- [TO DO] Each line that holds the word "ylabel" is to be identified and copied.

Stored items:
──────

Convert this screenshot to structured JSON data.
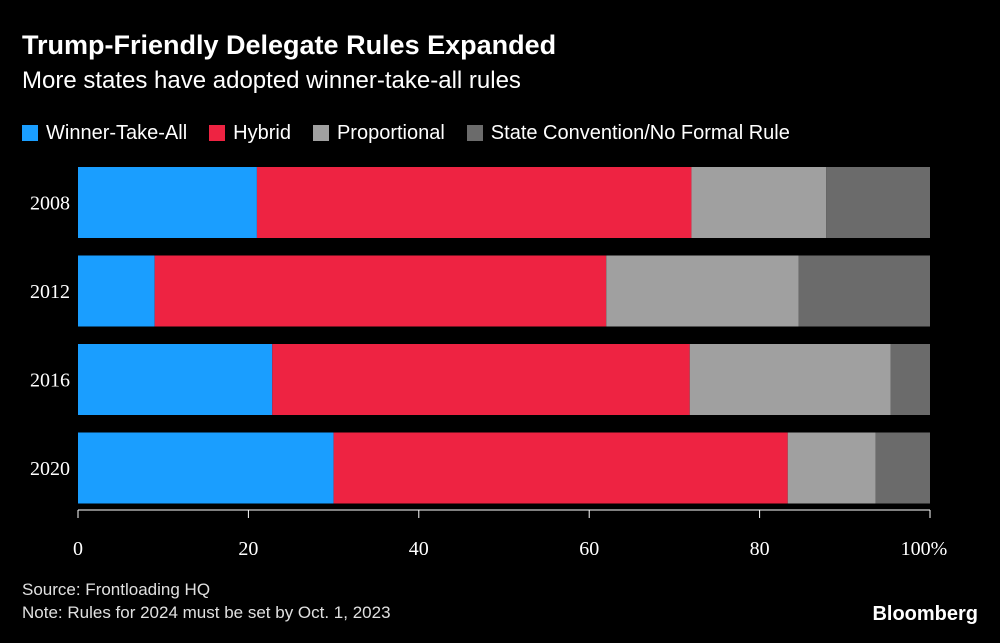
{
  "header": {
    "title": "Trump-Friendly Delegate Rules Expanded",
    "subtitle": "More states have adopted winner-take-all rules"
  },
  "footer": {
    "source": "Source: Frontloading HQ",
    "note": "Note: Rules for 2024 must be set by Oct. 1, 2023",
    "brand": "Bloomberg"
  },
  "chart_data": {
    "type": "bar",
    "orientation": "horizontal",
    "stacked": true,
    "title": "Trump-Friendly Delegate Rules Expanded",
    "subtitle": "More states have adopted winner-take-all rules",
    "categories": [
      "2008",
      "2012",
      "2016",
      "2020"
    ],
    "series": [
      {
        "name": "Winner-Take-All",
        "color": "#1a9eff",
        "values": [
          21,
          9,
          22.8,
          30
        ]
      },
      {
        "name": "Hybrid",
        "color": "#ee2342",
        "values": [
          51,
          53,
          49,
          53.3
        ]
      },
      {
        "name": "Proportional",
        "color": "#a0a0a0",
        "values": [
          15.8,
          22.6,
          23.6,
          10.3
        ]
      },
      {
        "name": "State Convention/No Formal Rule",
        "color": "#6b6b6b",
        "values": [
          12.2,
          15.4,
          4.6,
          6.4
        ]
      }
    ],
    "xlim": [
      0,
      100
    ],
    "xticks": [
      "0",
      "20",
      "40",
      "60",
      "80",
      "100%"
    ],
    "xlabel": "",
    "ylabel": "",
    "legend_position": "top",
    "grid": false
  }
}
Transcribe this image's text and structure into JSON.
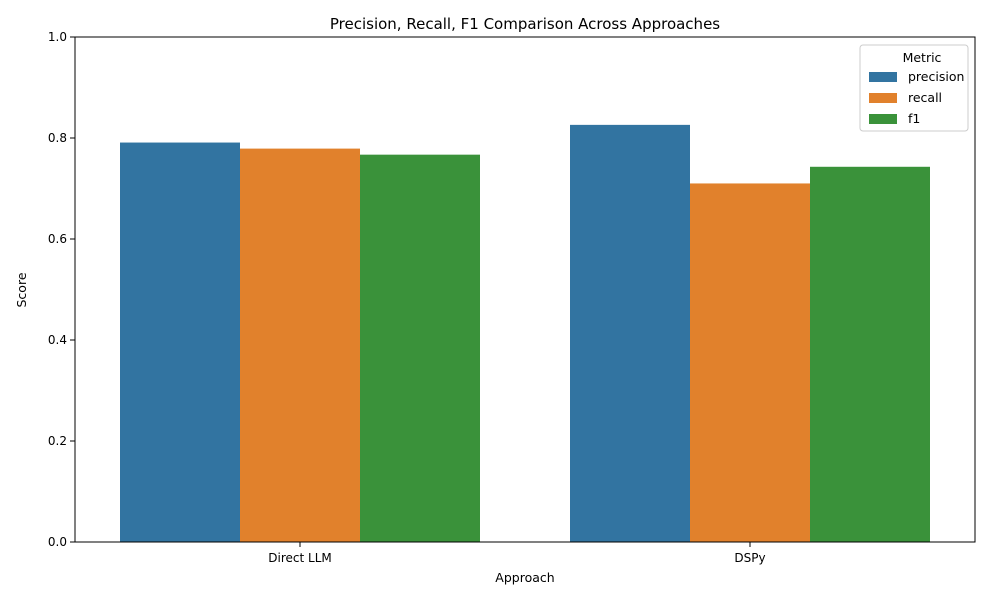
{
  "chart_data": {
    "type": "bar",
    "title": "Precision, Recall, F1 Comparison Across Approaches",
    "xlabel": "Approach",
    "ylabel": "Score",
    "categories": [
      "Direct LLM",
      "DSPy"
    ],
    "series": [
      {
        "name": "precision",
        "color": "#3274a1",
        "values": [
          0.791,
          0.826
        ]
      },
      {
        "name": "recall",
        "color": "#e1812c",
        "values": [
          0.779,
          0.71
        ]
      },
      {
        "name": "f1",
        "color": "#3a923a",
        "values": [
          0.767,
          0.743
        ]
      }
    ],
    "ylim": [
      0,
      1
    ],
    "yticks": [
      "0.0",
      "0.2",
      "0.4",
      "0.6",
      "0.8",
      "1.0"
    ],
    "grid": false,
    "legend": {
      "title": "Metric",
      "placement": "top-right"
    }
  }
}
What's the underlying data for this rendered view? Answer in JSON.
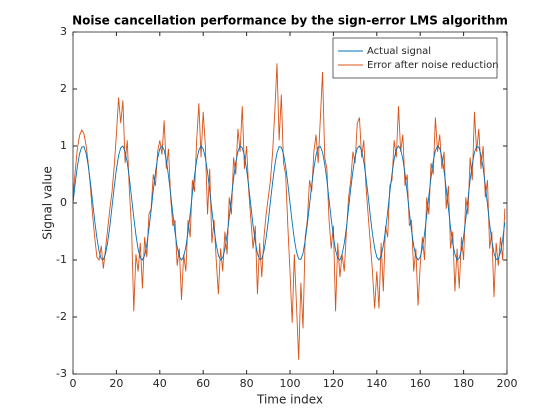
{
  "chart_data": {
    "type": "line",
    "title": "Noise cancellation performance by the sign-error LMS algorithm",
    "xlabel": "Time index",
    "ylabel": "Signal value",
    "xlim": [
      0,
      200
    ],
    "xticks": [
      0,
      20,
      40,
      60,
      80,
      100,
      120,
      140,
      160,
      180,
      200
    ],
    "ylim": [
      -3,
      3
    ],
    "yticks": [
      -3,
      -2,
      -1,
      0,
      1,
      2,
      3
    ],
    "legend": "upper right",
    "x": [
      0,
      1,
      2,
      3,
      4,
      5,
      6,
      7,
      8,
      9,
      10,
      11,
      12,
      13,
      14,
      15,
      16,
      17,
      18,
      19,
      20,
      21,
      22,
      23,
      24,
      25,
      26,
      27,
      28,
      29,
      30,
      31,
      32,
      33,
      34,
      35,
      36,
      37,
      38,
      39,
      40,
      41,
      42,
      43,
      44,
      45,
      46,
      47,
      48,
      49,
      50,
      51,
      52,
      53,
      54,
      55,
      56,
      57,
      58,
      59,
      60,
      61,
      62,
      63,
      64,
      65,
      66,
      67,
      68,
      69,
      70,
      71,
      72,
      73,
      74,
      75,
      76,
      77,
      78,
      79,
      80,
      81,
      82,
      83,
      84,
      85,
      86,
      87,
      88,
      89,
      90,
      91,
      92,
      93,
      94,
      95,
      96,
      97,
      98,
      99,
      100,
      101,
      102,
      103,
      104,
      105,
      106,
      107,
      108,
      109,
      110,
      111,
      112,
      113,
      114,
      115,
      116,
      117,
      118,
      119,
      120,
      121,
      122,
      123,
      124,
      125,
      126,
      127,
      128,
      129,
      130,
      131,
      132,
      133,
      134,
      135,
      136,
      137,
      138,
      139,
      140,
      141,
      142,
      143,
      144,
      145,
      146,
      147,
      148,
      149,
      150,
      151,
      152,
      153,
      154,
      155,
      156,
      157,
      158,
      159,
      160,
      161,
      162,
      163,
      164,
      165,
      166,
      167,
      168,
      169,
      170,
      171,
      172,
      173,
      174,
      175,
      176,
      177,
      178,
      179,
      180,
      181,
      182,
      183,
      184,
      185,
      186,
      187,
      188,
      189,
      190,
      191,
      192,
      193,
      194,
      195,
      196,
      197,
      198,
      199
    ],
    "series": [
      {
        "name": "Actual signal",
        "color": "#0072bd",
        "values": [
          0,
          0.34,
          0.64,
          0.86,
          0.98,
          0.99,
          0.88,
          0.66,
          0.37,
          0.03,
          -0.31,
          -0.61,
          -0.84,
          -0.98,
          -0.99,
          -0.89,
          -0.68,
          -0.4,
          -0.06,
          0.28,
          0.59,
          0.83,
          0.97,
          1.0,
          0.9,
          0.71,
          0.43,
          0.09,
          -0.25,
          -0.56,
          -0.81,
          -0.96,
          -1.0,
          -0.92,
          -0.73,
          -0.45,
          -0.13,
          0.22,
          0.54,
          0.79,
          0.95,
          1.0,
          0.93,
          0.75,
          0.48,
          0.16,
          -0.19,
          -0.51,
          -0.77,
          -0.94,
          -1.0,
          -0.94,
          -0.77,
          -0.51,
          -0.19,
          0.16,
          0.48,
          0.75,
          0.93,
          1.0,
          0.95,
          0.79,
          0.54,
          0.22,
          -0.13,
          -0.45,
          -0.73,
          -0.92,
          -1.0,
          -0.96,
          -0.81,
          -0.56,
          -0.25,
          0.09,
          0.43,
          0.71,
          0.9,
          1.0,
          0.97,
          0.83,
          0.59,
          0.28,
          -0.06,
          -0.4,
          -0.68,
          -0.89,
          -0.99,
          -0.98,
          -0.84,
          -0.61,
          -0.31,
          0.03,
          0.37,
          0.66,
          0.88,
          0.99,
          0.98,
          0.86,
          0.64,
          0.34,
          0,
          -0.34,
          -0.64,
          -0.86,
          -0.98,
          -0.99,
          -0.88,
          -0.66,
          -0.37,
          -0.03,
          0.31,
          0.61,
          0.84,
          0.98,
          0.99,
          0.89,
          0.68,
          0.4,
          0.06,
          -0.28,
          -0.59,
          -0.83,
          -0.97,
          -1.0,
          -0.9,
          -0.71,
          -0.43,
          -0.09,
          0.25,
          0.56,
          0.81,
          0.96,
          1.0,
          0.92,
          0.73,
          0.45,
          0.13,
          -0.22,
          -0.54,
          -0.79,
          -0.95,
          -1.0,
          -0.93,
          -0.75,
          -0.48,
          -0.16,
          0.19,
          0.51,
          0.77,
          0.94,
          1.0,
          0.94,
          0.77,
          0.51,
          0.19,
          -0.16,
          -0.48,
          -0.75,
          -0.93,
          -1.0,
          -0.95,
          -0.79,
          -0.54,
          -0.22,
          0.13,
          0.45,
          0.73,
          0.92,
          1.0,
          0.96,
          0.81,
          0.56,
          0.25,
          -0.09,
          -0.43,
          -0.71,
          -0.9,
          -1.0,
          -0.97,
          -0.83,
          -0.59,
          -0.28,
          0.06,
          0.4,
          0.68,
          0.89,
          0.99,
          0.98,
          0.84,
          0.61,
          0.31,
          -0.03,
          -0.37,
          -0.66,
          -0.88,
          -0.99,
          -0.98,
          -0.86,
          -0.64,
          -0.34
        ]
      },
      {
        "name": "Error after noise reduction",
        "color": "#d95319",
        "values": [
          0.1,
          0.55,
          0.95,
          1.18,
          1.28,
          1.22,
          1.02,
          0.7,
          0.3,
          -0.2,
          -0.6,
          -0.95,
          -1.0,
          -0.75,
          -1.15,
          -0.8,
          -0.45,
          -0.1,
          0.2,
          0.65,
          1.2,
          1.85,
          1.4,
          1.8,
          0.7,
          1.1,
          0.2,
          -0.45,
          -1.9,
          -0.9,
          -1.2,
          -0.7,
          -1.5,
          -0.6,
          -0.95,
          -0.2,
          -0.1,
          0.5,
          0.3,
          0.9,
          1.1,
          0.85,
          1.45,
          0.6,
          0.95,
          0.1,
          -0.4,
          -0.3,
          -1.1,
          -0.8,
          -1.7,
          -0.9,
          -1.2,
          -0.3,
          -0.6,
          0.4,
          0.2,
          1.1,
          1.75,
          0.8,
          1.6,
          1.0,
          -0.2,
          0.6,
          -0.7,
          -0.3,
          -1.0,
          -1.6,
          -0.8,
          -1.2,
          -0.5,
          -0.9,
          0.1,
          -0.2,
          0.8,
          0.5,
          1.3,
          0.9,
          1.7,
          0.6,
          1.0,
          0.2,
          -0.3,
          -0.8,
          -0.4,
          -1.6,
          -0.7,
          -1.3,
          -0.6,
          -0.2,
          0.1,
          0.4,
          0.9,
          1.6,
          2.45,
          1.1,
          1.9,
          0.7,
          0.5,
          -0.4,
          -1.2,
          -2.1,
          -0.9,
          -1.8,
          -2.75,
          -1.4,
          -2.2,
          -0.6,
          -0.3,
          0.4,
          0.2,
          0.9,
          1.2,
          0.7,
          1.5,
          2.3,
          0.8,
          0.6,
          -0.3,
          -0.8,
          -0.4,
          -1.9,
          -0.7,
          -1.3,
          -0.9,
          -1.2,
          -0.5,
          0.1,
          0.4,
          0.9,
          0.7,
          1.4,
          1.5,
          0.8,
          1.1,
          0.3,
          -0.2,
          -0.7,
          -1.2,
          -1.85,
          -1.2,
          -1.85,
          -0.7,
          -1.55,
          -0.4,
          -0.6,
          0.3,
          0.4,
          1.1,
          0.8,
          1.7,
          0.9,
          1.2,
          0.3,
          0.5,
          -0.4,
          -0.3,
          -1.2,
          -0.8,
          -1.8,
          -1.1,
          -0.6,
          -1.0,
          0.1,
          -0.2,
          0.7,
          0.5,
          1.5,
          0.9,
          1.2,
          0.6,
          0.9,
          -0.1,
          0.3,
          -0.8,
          -0.5,
          -1.55,
          -0.8,
          -1.5,
          -0.6,
          -1.0,
          0.1,
          -0.2,
          0.8,
          0.4,
          1.6,
          0.9,
          1.3,
          0.6,
          1.0,
          0.1,
          0.4,
          -0.8,
          -0.5,
          -1.65,
          -0.7,
          -1.1,
          -0.6,
          -1.0,
          -0.1
        ]
      }
    ]
  }
}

──────

- [WRITTEN ANSWER]
    "ylabel": "",
    "ylabel": "Score",
    "ylabel": "Signal value",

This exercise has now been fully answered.